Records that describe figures
----------
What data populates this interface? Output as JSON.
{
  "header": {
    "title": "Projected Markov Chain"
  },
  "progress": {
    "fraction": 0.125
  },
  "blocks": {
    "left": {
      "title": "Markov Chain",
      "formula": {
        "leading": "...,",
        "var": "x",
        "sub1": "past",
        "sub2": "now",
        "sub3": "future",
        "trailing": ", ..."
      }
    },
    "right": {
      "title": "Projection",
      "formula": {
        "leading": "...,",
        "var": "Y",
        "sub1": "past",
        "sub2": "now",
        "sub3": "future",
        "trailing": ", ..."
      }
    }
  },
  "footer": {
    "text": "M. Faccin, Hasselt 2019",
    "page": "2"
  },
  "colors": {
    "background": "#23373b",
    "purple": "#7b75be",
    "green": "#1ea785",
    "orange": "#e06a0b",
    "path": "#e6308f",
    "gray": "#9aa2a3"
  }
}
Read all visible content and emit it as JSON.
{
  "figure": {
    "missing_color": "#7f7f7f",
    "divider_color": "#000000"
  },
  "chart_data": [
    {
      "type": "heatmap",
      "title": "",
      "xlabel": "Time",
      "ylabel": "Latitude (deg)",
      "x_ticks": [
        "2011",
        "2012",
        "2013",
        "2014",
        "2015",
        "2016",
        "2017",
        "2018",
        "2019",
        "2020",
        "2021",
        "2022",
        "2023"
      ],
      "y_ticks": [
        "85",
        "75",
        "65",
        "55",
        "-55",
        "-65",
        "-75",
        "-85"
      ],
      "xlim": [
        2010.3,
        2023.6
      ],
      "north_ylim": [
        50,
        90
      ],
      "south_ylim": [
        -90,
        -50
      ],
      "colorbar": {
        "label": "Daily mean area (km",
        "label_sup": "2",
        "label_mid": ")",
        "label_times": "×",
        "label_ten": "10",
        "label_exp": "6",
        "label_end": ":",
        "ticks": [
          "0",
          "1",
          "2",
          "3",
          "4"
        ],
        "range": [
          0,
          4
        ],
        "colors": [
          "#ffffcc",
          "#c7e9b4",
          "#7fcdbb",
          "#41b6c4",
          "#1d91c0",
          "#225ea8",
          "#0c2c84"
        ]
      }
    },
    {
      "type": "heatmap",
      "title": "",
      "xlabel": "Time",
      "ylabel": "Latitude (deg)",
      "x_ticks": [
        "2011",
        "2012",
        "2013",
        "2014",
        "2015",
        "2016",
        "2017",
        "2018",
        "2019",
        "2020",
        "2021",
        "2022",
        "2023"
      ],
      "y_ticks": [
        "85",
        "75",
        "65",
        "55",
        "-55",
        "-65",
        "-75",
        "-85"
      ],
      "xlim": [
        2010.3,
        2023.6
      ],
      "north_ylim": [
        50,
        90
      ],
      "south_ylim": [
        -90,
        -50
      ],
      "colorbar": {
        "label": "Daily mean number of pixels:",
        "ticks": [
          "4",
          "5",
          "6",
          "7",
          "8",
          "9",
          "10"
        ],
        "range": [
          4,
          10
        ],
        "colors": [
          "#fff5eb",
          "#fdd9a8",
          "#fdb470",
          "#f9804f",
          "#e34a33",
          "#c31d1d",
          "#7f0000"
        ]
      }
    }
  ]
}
----------
### STATED PROBLEM
Extract all of the data exactly as written.

### RIGHT ANSWER
What data populates this interface? Output as JSON.
{
  "header": {
    "title": "Projected Markov Chain"
  },
  "progress": {
    "fraction": 0.125
  },
  "blocks": {
    "left": {
      "title": "Markov Chain",
      "formula": {
        "leading": "...,",
        "var": "x",
        "sub1": "past",
        "sub2": "now",
        "sub3": "future",
        "trailing": ", ..."
      }
    },
    "right": {
      "title": "Projection",
      "formula": {
        "leading": "...,",
        "var": "Y",
        "sub1": "past",
        "sub2": "now",
        "sub3": "future",
        "trailing": ", ..."
      }
    }
  },
  "footer": {
    "text": "M. Faccin, Hasselt 2019",
    "page": "2"
  },
  "colors": {
    "background": "#23373b",
    "purple": "#7b75be",
    "green": "#1ea785",
    "orange": "#e06a0b",
    "path": "#e6308f",
    "gray": "#9aa2a3"
  }
}
Read all visible content and emit it as JSON.
{
  "figure": {
    "missing_color": "#7f7f7f",
    "divider_color": "#000000"
  },
  "chart_data": [
    {
      "type": "heatmap",
      "title": "",
      "xlabel": "Time",
      "ylabel": "Latitude (deg)",
      "x_ticks": [
        "2011",
        "2012",
        "2013",
        "2014",
        "2015",
        "2016",
        "2017",
        "2018",
        "2019",
        "2020",
        "2021",
        "2022",
        "2023"
      ],
      "y_ticks": [
        "85",
        "75",
        "65",
        "55",
        "-55",
        "-65",
        "-75",
        "-85"
      ],
      "xlim": [
        2010.3,
        2023.6
      ],
      "north_ylim": [
        50,
        90
      ],
      "south_ylim": [
        -90,
        -50
      ],
      "colorbar": {
        "label": "Daily mean area (km",
        "label_sup": "2",
        "label_mid": ")",
        "label_times": "×",
        "label_ten": "10",
        "label_exp": "6",
        "label_end": ":",
        "ticks": [
          "0",
          "1",
          "2",
          "3",
          "4"
        ],
        "range": [
          0,
          4
        ],
        "colors": [
          "#ffffcc",
          "#c7e9b4",
          "#7fcdbb",
          "#41b6c4",
          "#1d91c0",
          "#225ea8",
          "#0c2c84"
        ]
      }
    },
    {
      "type": "heatmap",
      "title": "",
      "xlabel": "Time",
      "ylabel": "Latitude (deg)",
      "x_ticks": [
        "2011",
        "2012",
        "2013",
        "2014",
        "2015",
        "2016",
        "2017",
        "2018",
        "2019",
        "2020",
        "2021",
        "2022",
        "2023"
      ],
      "y_ticks": [
        "85",
        "75",
        "65",
        "55",
        "-55",
        "-65",
        "-75",
        "-85"
      ],
      "xlim": [
        2010.3,
        2023.6
      ],
      "north_ylim": [
        50,
        90
      ],
      "south_ylim": [
        -90,
        -50
      ],
      "colorbar": {
        "label": "Daily mean number of pixels:",
        "ticks": [
          "4",
          "5",
          "6",
          "7",
          "8",
          "9",
          "10"
        ],
        "range": [
          4,
          10
        ],
        "colors": [
          "#fff5eb",
          "#fdd9a8",
          "#fdb470",
          "#f9804f",
          "#e34a33",
          "#c31d1d",
          "#7f0000"
        ]
      }
    }
  ]
}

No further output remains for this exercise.